:: RECORDS PROVIDED ::

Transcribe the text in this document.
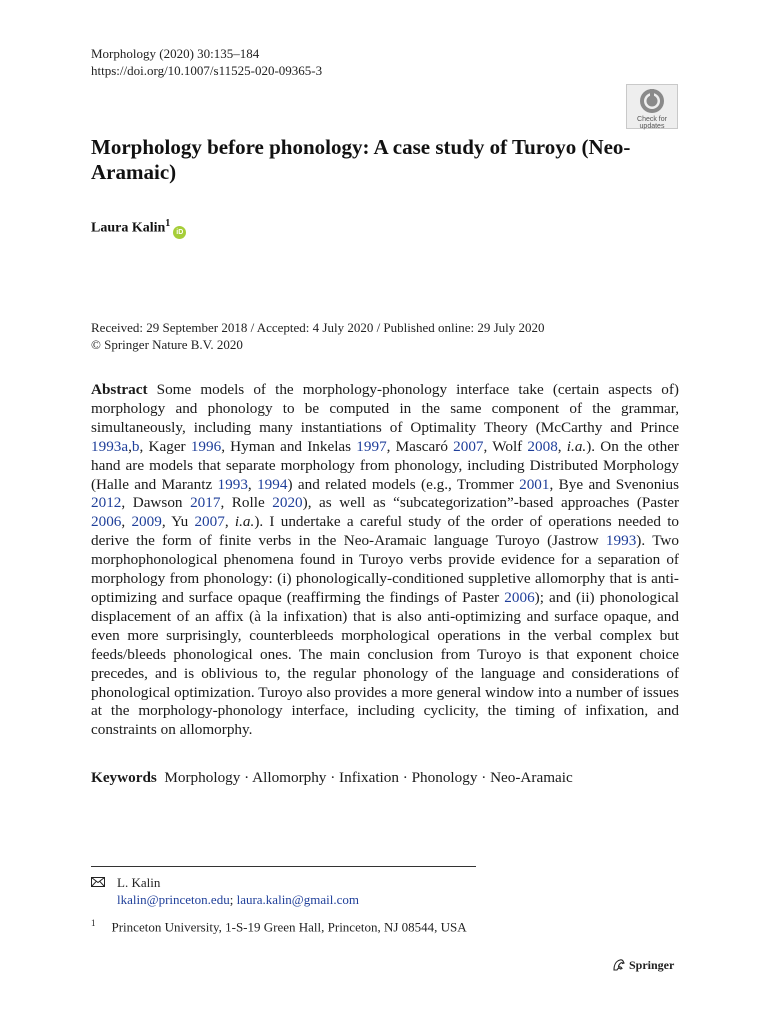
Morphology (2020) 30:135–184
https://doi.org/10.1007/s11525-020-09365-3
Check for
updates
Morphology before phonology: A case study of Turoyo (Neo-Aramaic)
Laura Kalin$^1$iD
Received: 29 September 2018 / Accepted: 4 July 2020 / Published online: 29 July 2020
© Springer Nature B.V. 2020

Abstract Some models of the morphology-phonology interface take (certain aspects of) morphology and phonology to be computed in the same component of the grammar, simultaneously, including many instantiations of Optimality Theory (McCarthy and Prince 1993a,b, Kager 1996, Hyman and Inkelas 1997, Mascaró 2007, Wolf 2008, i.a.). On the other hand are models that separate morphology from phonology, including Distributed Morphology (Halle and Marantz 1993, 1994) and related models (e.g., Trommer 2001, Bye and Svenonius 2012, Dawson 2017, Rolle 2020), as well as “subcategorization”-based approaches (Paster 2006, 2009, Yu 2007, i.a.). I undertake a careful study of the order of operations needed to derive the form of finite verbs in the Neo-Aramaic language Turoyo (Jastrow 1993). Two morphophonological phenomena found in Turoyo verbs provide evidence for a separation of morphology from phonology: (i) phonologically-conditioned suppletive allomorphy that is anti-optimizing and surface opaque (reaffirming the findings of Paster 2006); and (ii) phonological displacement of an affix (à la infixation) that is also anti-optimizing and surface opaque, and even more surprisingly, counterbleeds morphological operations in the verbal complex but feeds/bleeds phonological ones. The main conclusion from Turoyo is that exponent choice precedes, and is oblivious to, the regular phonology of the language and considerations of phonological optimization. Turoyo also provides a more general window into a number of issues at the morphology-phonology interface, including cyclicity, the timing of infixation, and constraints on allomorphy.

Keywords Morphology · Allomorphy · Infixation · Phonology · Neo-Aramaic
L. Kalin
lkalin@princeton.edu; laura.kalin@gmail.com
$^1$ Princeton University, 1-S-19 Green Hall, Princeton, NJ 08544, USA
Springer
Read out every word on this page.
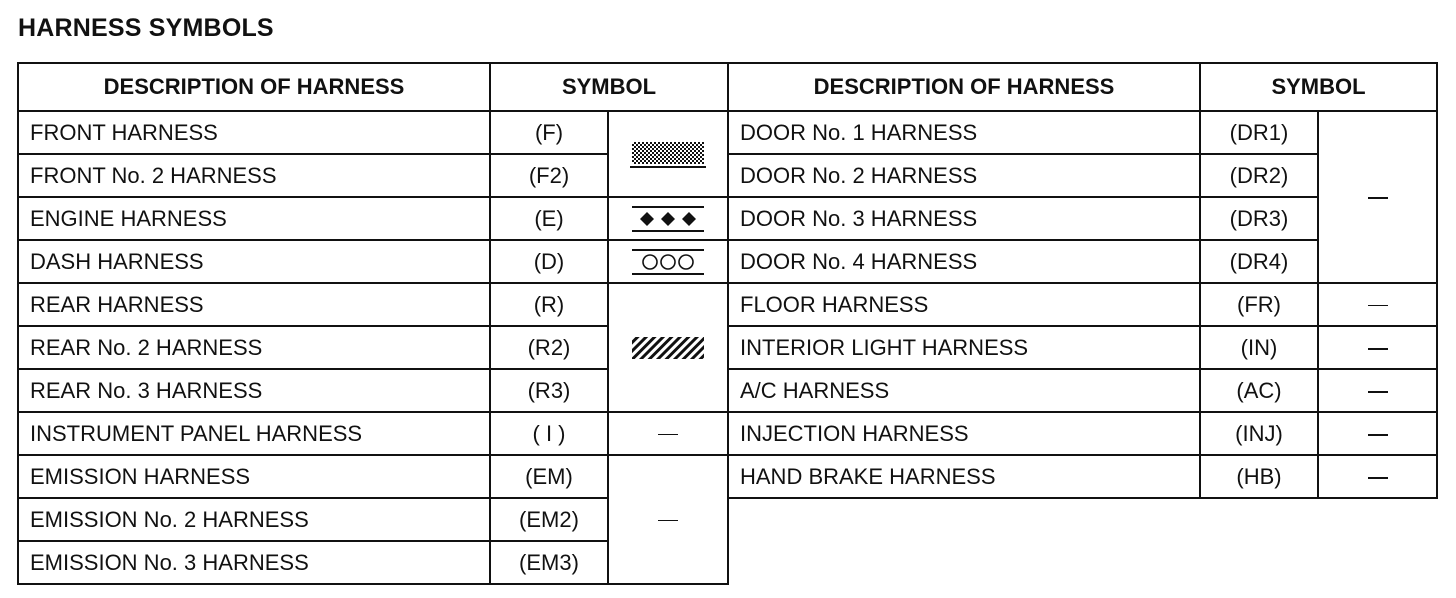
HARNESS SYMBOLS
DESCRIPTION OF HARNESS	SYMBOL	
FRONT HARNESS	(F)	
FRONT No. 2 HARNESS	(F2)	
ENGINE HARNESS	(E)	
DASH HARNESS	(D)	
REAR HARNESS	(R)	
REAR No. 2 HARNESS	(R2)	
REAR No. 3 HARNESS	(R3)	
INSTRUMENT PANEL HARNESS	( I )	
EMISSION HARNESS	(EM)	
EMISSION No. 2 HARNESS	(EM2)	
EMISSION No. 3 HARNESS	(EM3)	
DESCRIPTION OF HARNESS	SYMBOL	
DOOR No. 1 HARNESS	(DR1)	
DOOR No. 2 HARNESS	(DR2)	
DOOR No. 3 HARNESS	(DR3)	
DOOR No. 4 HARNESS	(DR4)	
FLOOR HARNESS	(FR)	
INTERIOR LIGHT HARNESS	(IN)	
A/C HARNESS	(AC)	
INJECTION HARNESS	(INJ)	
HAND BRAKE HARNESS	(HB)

:: WHAT THE TASK ASKS ::
Copy every line in the entries above that has the string "DOOR" in it.

:: TASK RESPONSE ::
DOOR No. 1 HARNESS	(DR1)	
DOOR No. 2 HARNESS	(DR2)	
DOOR No. 3 HARNESS	(DR3)	
DOOR No. 4 HARNESS	(DR4)	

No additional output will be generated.